* **Passage**
## Begin
# Inundation of classical quotes



## KenOC (Mar 7, 2011)

I have taken the liberty of posting my hugeous collection of classical quotes, most somewhat barbed, here:

https://sites.google.com/site/kenocstuff/classical-quotes----lots-of-them

If you have your own favorite quotes, you can post them in this thread. I'll add them to my page if I am so moved.


----------



## regenmusic (Oct 23, 2014)

Wonderful! (and a hundred other positive adjectives).

I printed to PDF to save them.


----------



## regenmusic (Oct 23, 2014)

I can understand when critics insult great composers, because you don't expect much from critics. But it's amazing to see almost every great composer put down some other great composer. Where they all fearing for their paychecks so much that they had to, at least unconsciously, tear down their competition?


----------



## Enthusiast (Mar 5, 2016)

Beecham on Karajan: "A sort of musical Malcolm Sargent". 

I did that from memory but then Googled it and also found the following Beecham quotes:

(Describing J.S. Bach) “Too much counterpoint; what is worse, too much Protestant counterpoint.”

“All the arts in America are a gigantic racket run by unscrupulous men for unhealthy women.”

(Said to a female ‘cellist in his orchestra) “Madam, you have between your legs an instrument capable of giving pleasure to thousands – and all you do is scratch it.”


----------



## regenmusic (Oct 23, 2014)

"Look here, in nothing, no profession, no occupation in the world (except psychiatrists) are there so many prigs and humbugs and intellectual scallywags as there are in the unfortunate industry, craft and art of music."

Sir Thomas Beecham


----------



## Simon Moon (Oct 10, 2013)
## End
* **To be done**
Copy the classical quotes thread above word for word, from "I can understand" up to and including "down their competition?".

* **Dataset section**
## Begin
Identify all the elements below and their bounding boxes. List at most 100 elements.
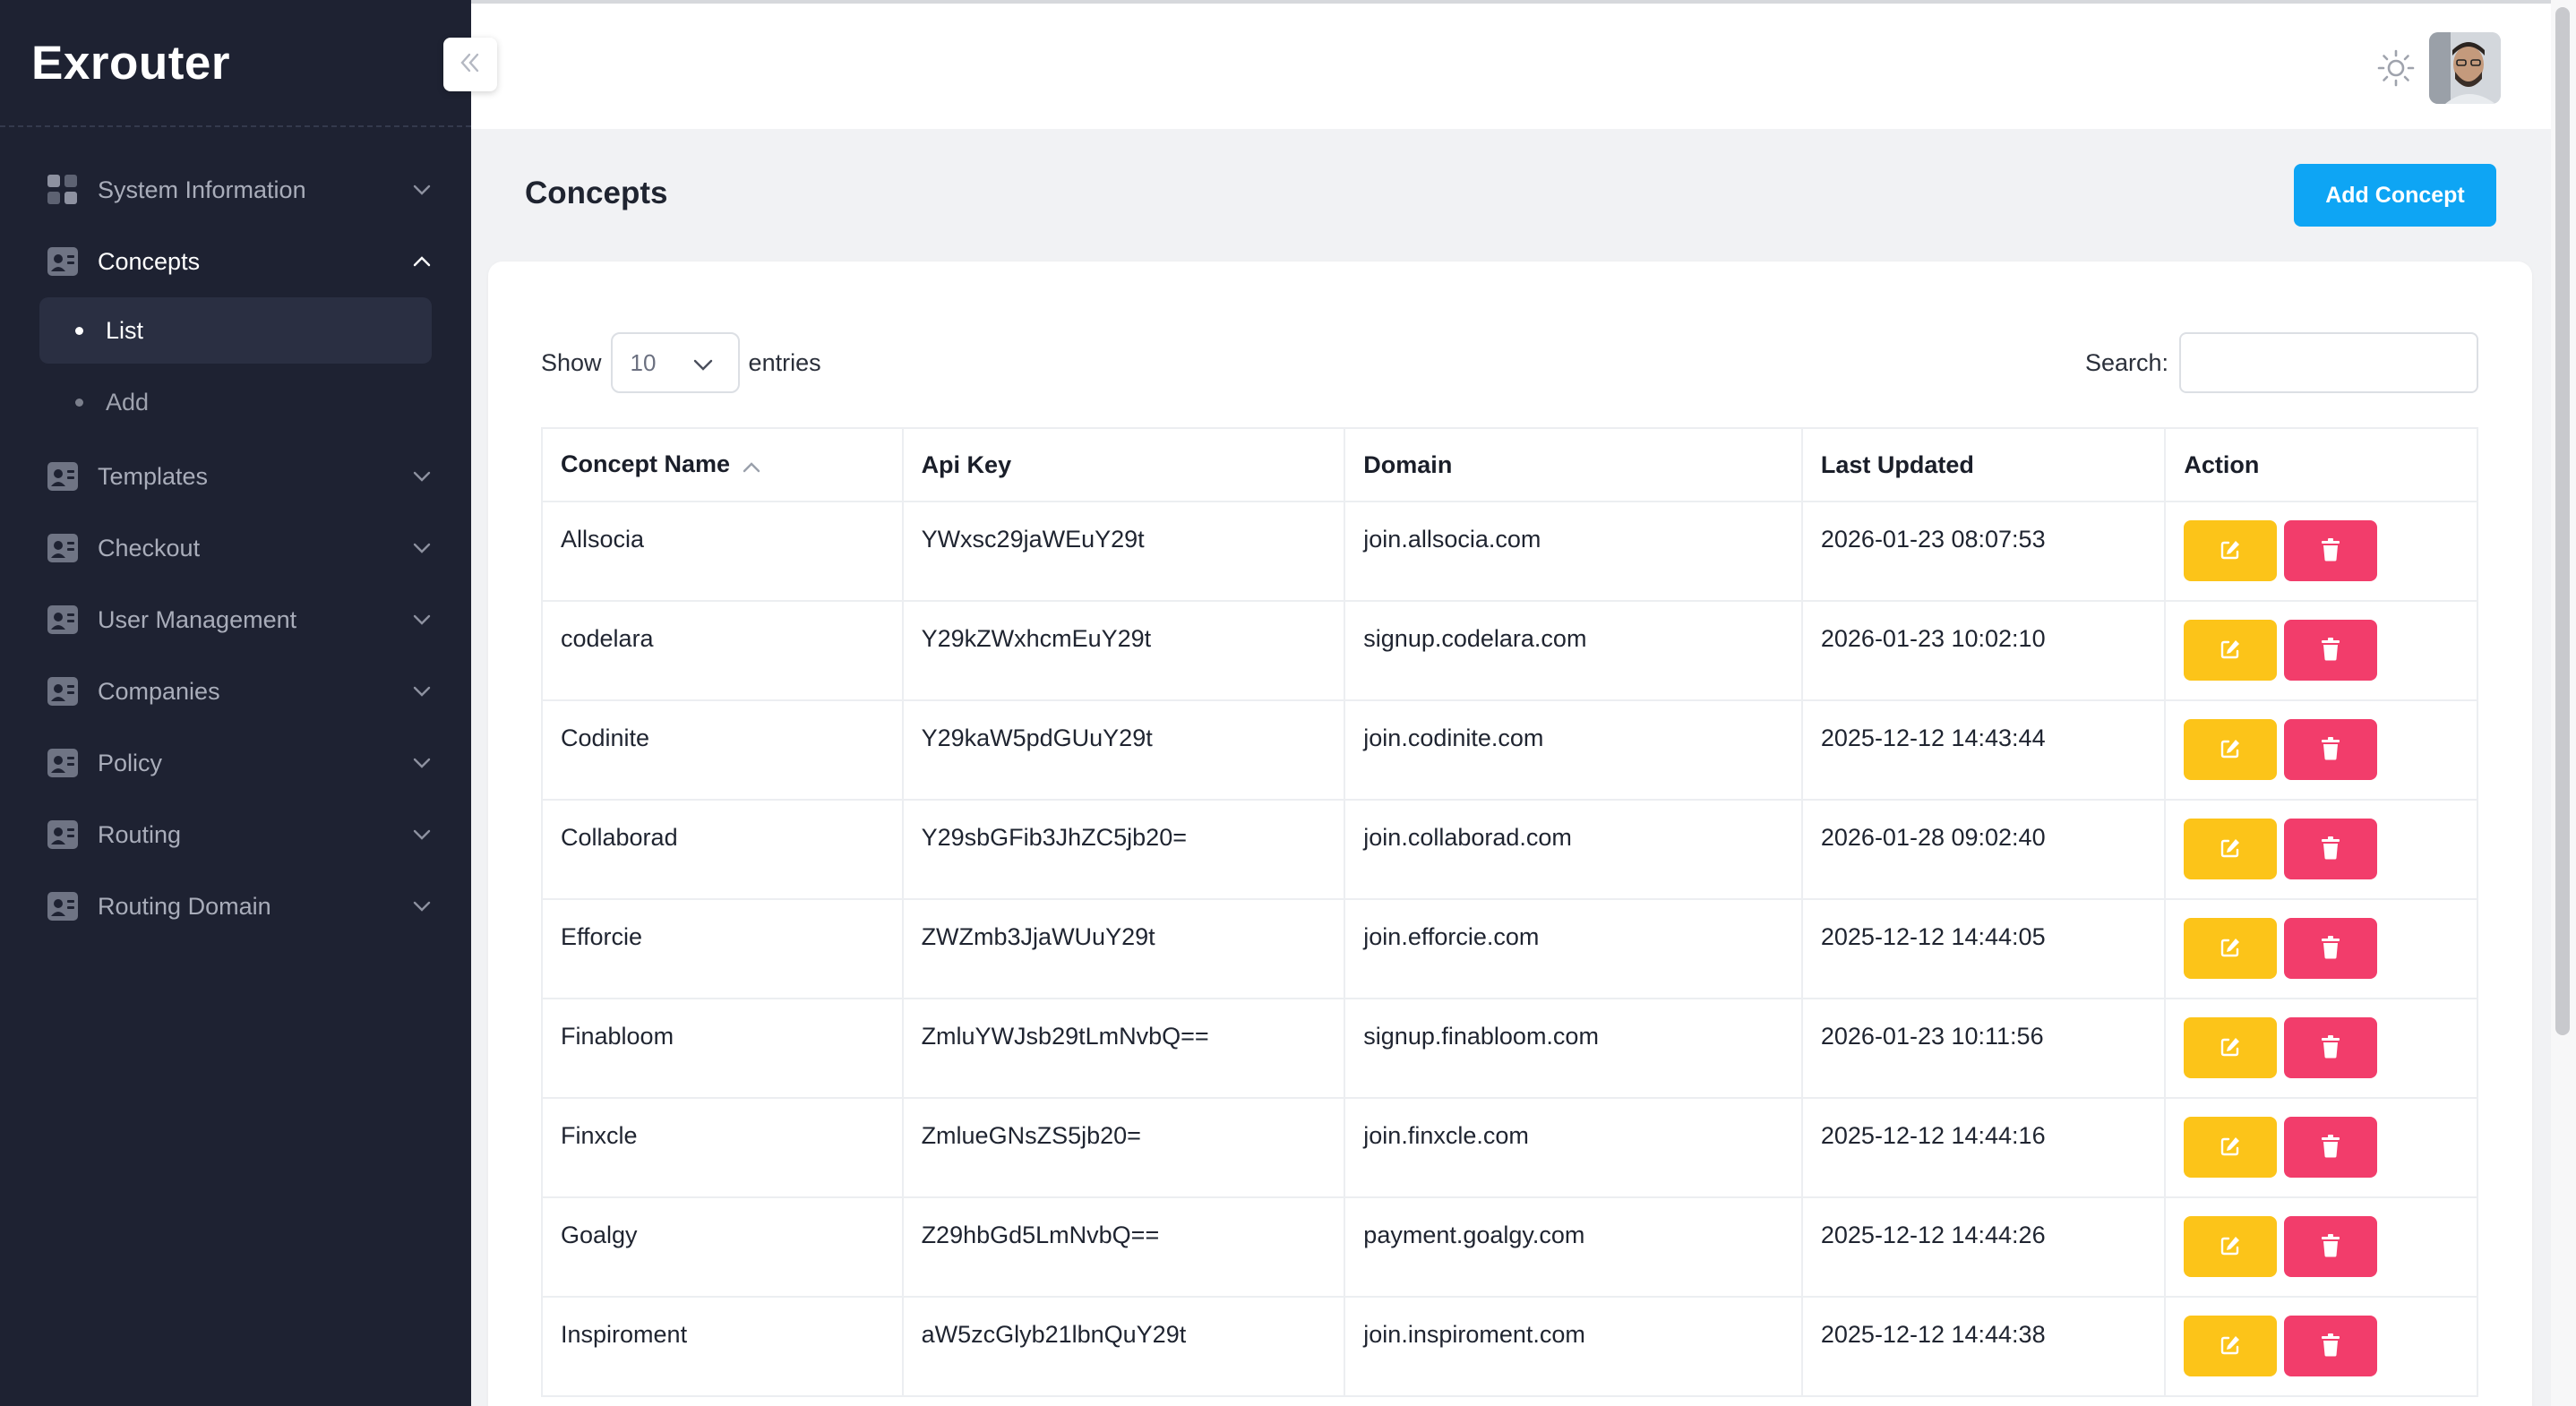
## End
* **Expected answer**
I can understand when critics insult great composers, because you don't expect much from critics. But it's amazing to see almost every great composer put down some other great composer. Where they all fearing for their paychecks so much that they had to, at least unconsciously, tear down their competition?